[Stored entries]
+ + + + +

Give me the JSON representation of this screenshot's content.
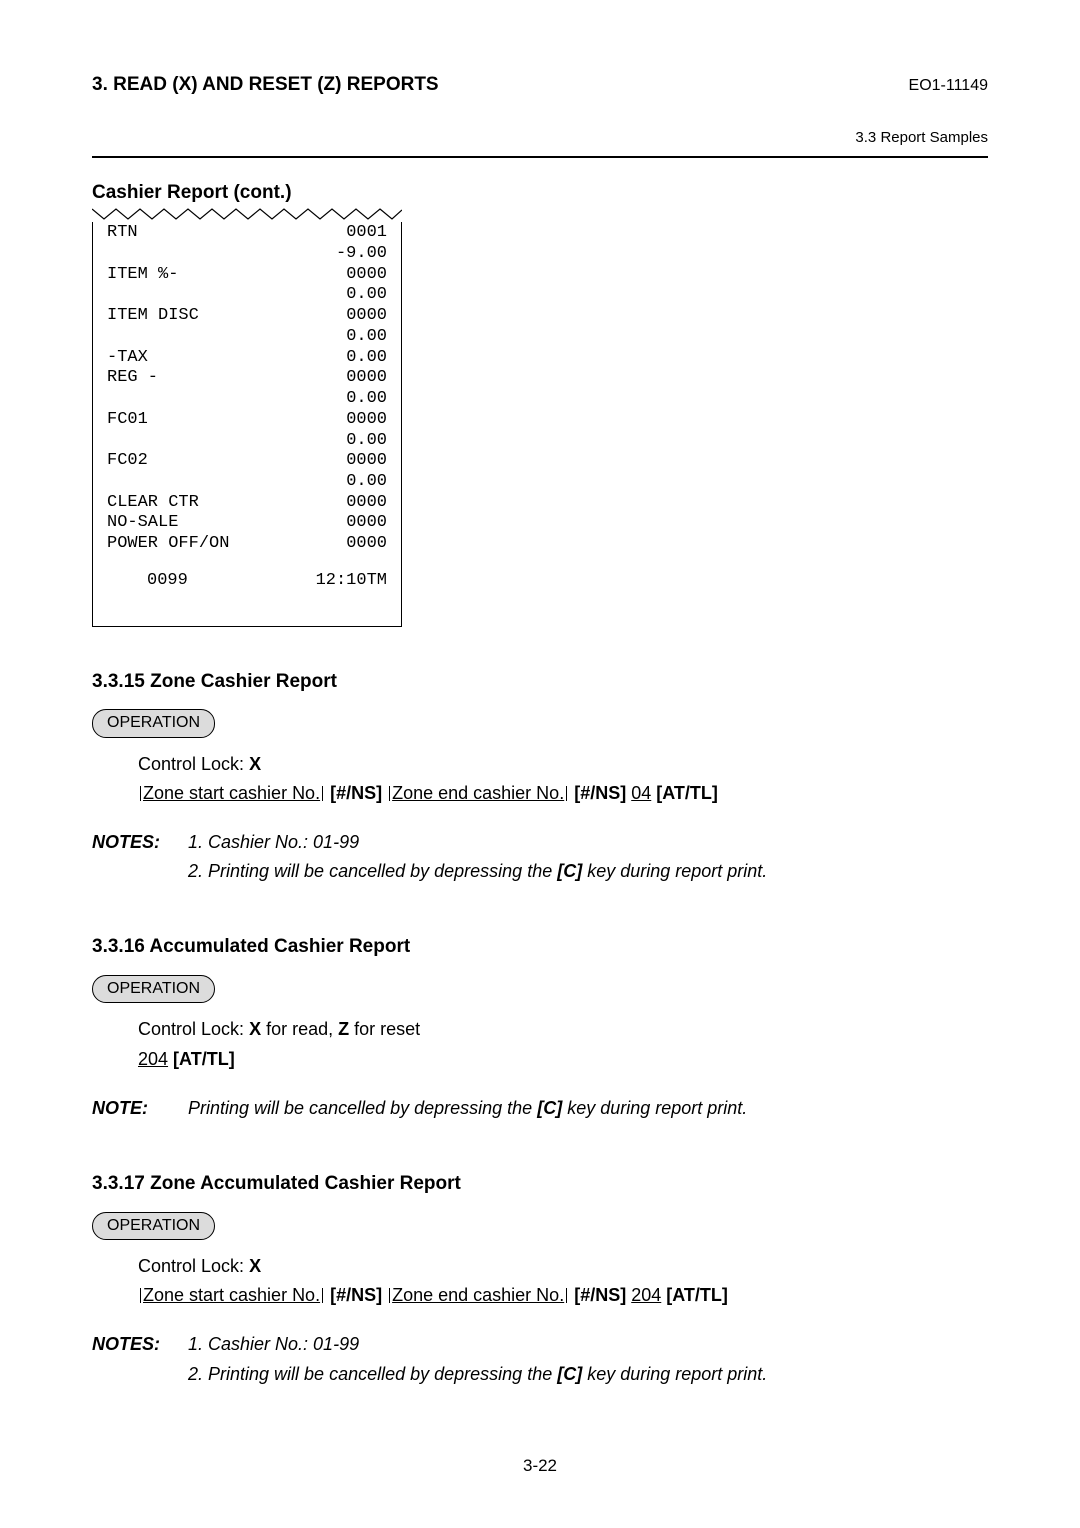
{
  "header": {
    "left": "3. READ (X) AND RESET (Z) REPORTS",
    "right": "EO1-11149",
    "sub": "3.3 Report Samples"
  },
  "cashier_cont_title": "Cashier Report (cont.)",
  "receipt": {
    "rows": [
      {
        "l": "RTN",
        "r": "0001"
      },
      {
        "l": "",
        "r": "-9.00"
      },
      {
        "l": "ITEM %-",
        "r": "0000"
      },
      {
        "l": "",
        "r": "0.00"
      },
      {
        "l": "ITEM DISC",
        "r": "0000"
      },
      {
        "l": "",
        "r": "0.00"
      },
      {
        "l": "-TAX",
        "r": "0.00"
      },
      {
        "l": "REG -",
        "r": "0000"
      },
      {
        "l": "",
        "r": "0.00"
      },
      {
        "l": "FC01",
        "r": "0000"
      },
      {
        "l": "",
        "r": "0.00"
      },
      {
        "l": "FC02",
        "r": "0000"
      },
      {
        "l": "",
        "r": "0.00"
      },
      {
        "l": "CLEAR CTR",
        "r": "0000"
      },
      {
        "l": "NO-SALE",
        "r": "0000"
      },
      {
        "l": "POWER OFF/ON",
        "r": "0000"
      }
    ],
    "footer": {
      "c1": "0099",
      "c2": "12:10TM"
    }
  },
  "s15": {
    "heading": "3.3.15    Zone Cashier Report",
    "pill": "OPERATION",
    "control": "Control Lock: ",
    "control_x": "X",
    "seq": {
      "a": "Zone start cashier No.",
      "b": " [#/NS] ",
      "c": "Zone end cashier No.",
      "d": " [#/NS] ",
      "e": "04",
      "f": " [AT/TL]"
    },
    "notes_lbl": "NOTES:",
    "note1": "1.  Cashier No.: 01-99",
    "note2a": "2.  Printing will be cancelled by depressing the ",
    "note2b": "[C]",
    "note2c": " key during report print."
  },
  "s16": {
    "heading": "3.3.16    Accumulated Cashier Report",
    "pill": "OPERATION",
    "control_a": "Control Lock: ",
    "control_b": "X",
    "control_c": " for read, ",
    "control_d": "Z",
    "control_e": " for reset",
    "seq_a": "204",
    "seq_b": " [AT/TL]",
    "note_lbl": "NOTE:",
    "note_a": "Printing will be cancelled by depressing the ",
    "note_b": "[C]",
    "note_c": " key during report print."
  },
  "s17": {
    "heading": "3.3.17    Zone Accumulated Cashier Report",
    "pill": "OPERATION",
    "control": "Control Lock: ",
    "control_x": "X",
    "seq": {
      "a": "Zone start cashier No.",
      "b": " [#/NS] ",
      "c": "Zone end cashier No.",
      "d": " [#/NS] ",
      "e": "204",
      "f": " [AT/TL]"
    },
    "notes_lbl": "NOTES:",
    "note1": "1.  Cashier No.: 01-99",
    "note2a": "2.  Printing will be cancelled by depressing the ",
    "note2b": "[C]",
    "note2c": " key during report print."
  },
  "footer": "3-22"
}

+ + + + +

> **PROBLEM DESCRIPTION**
Copy all the records above exactly, but leave out the pictures.

> **SOLUTION TO THIS PROBLEM**
Give me the JSON representation of this screenshot's content.
{
  "header": {
    "left": "3. READ (X) AND RESET (Z) REPORTS",
    "right": "EO1-11149",
    "sub": "3.3 Report Samples"
  },
  "cashier_cont_title": "Cashier Report (cont.)",
  "receipt": {
    "rows": [
      {
        "l": "RTN",
        "r": "0001"
      },
      {
        "l": "",
        "r": "-9.00"
      },
      {
        "l": "ITEM %-",
        "r": "0000"
      },
      {
        "l": "",
        "r": "0.00"
      },
      {
        "l": "ITEM DISC",
        "r": "0000"
      },
      {
        "l": "",
        "r": "0.00"
      },
      {
        "l": "-TAX",
        "r": "0.00"
      },
      {
        "l": "REG -",
        "r": "0000"
      },
      {
        "l": "",
        "r": "0.00"
      },
      {
        "l": "FC01",
        "r": "0000"
      },
      {
        "l": "",
        "r": "0.00"
      },
      {
        "l": "FC02",
        "r": "0000"
      },
      {
        "l": "",
        "r": "0.00"
      },
      {
        "l": "CLEAR CTR",
        "r": "0000"
      },
      {
        "l": "NO-SALE",
        "r": "0000"
      },
      {
        "l": "POWER OFF/ON",
        "r": "0000"
      }
    ],
    "footer": {
      "c1": "0099",
      "c2": "12:10TM"
    }
  },
  "s15": {
    "heading": "3.3.15    Zone Cashier Report",
    "pill": "OPERATION",
    "control": "Control Lock: ",
    "control_x": "X",
    "seq": {
      "a": "Zone start cashier No.",
      "b": " [#/NS] ",
      "c": "Zone end cashier No.",
      "d": " [#/NS] ",
      "e": "04",
      "f": " [AT/TL]"
    },
    "notes_lbl": "NOTES:",
    "note1": "1.  Cashier No.: 01-99",
    "note2a": "2.  Printing will be cancelled by depressing the ",
    "note2b": "[C]",
    "note2c": " key during report print."
  },
  "s16": {
    "heading": "3.3.16    Accumulated Cashier Report",
    "pill": "OPERATION",
    "control_a": "Control Lock: ",
    "control_b": "X",
    "control_c": " for read, ",
    "control_d": "Z",
    "control_e": " for reset",
    "seq_a": "204",
    "seq_b": " [AT/TL]",
    "note_lbl": "NOTE:",
    "note_a": "Printing will be cancelled by depressing the ",
    "note_b": "[C]",
    "note_c": " key during report print."
  },
  "s17": {
    "heading": "3.3.17    Zone Accumulated Cashier Report",
    "pill": "OPERATION",
    "control": "Control Lock: ",
    "control_x": "X",
    "seq": {
      "a": "Zone start cashier No.",
      "b": " [#/NS] ",
      "c": "Zone end cashier No.",
      "d": " [#/NS] ",
      "e": "204",
      "f": " [AT/TL]"
    },
    "notes_lbl": "NOTES:",
    "note1": "1.  Cashier No.: 01-99",
    "note2a": "2.  Printing will be cancelled by depressing the ",
    "note2b": "[C]",
    "note2c": " key during report print."
  },
  "footer": "3-22"
}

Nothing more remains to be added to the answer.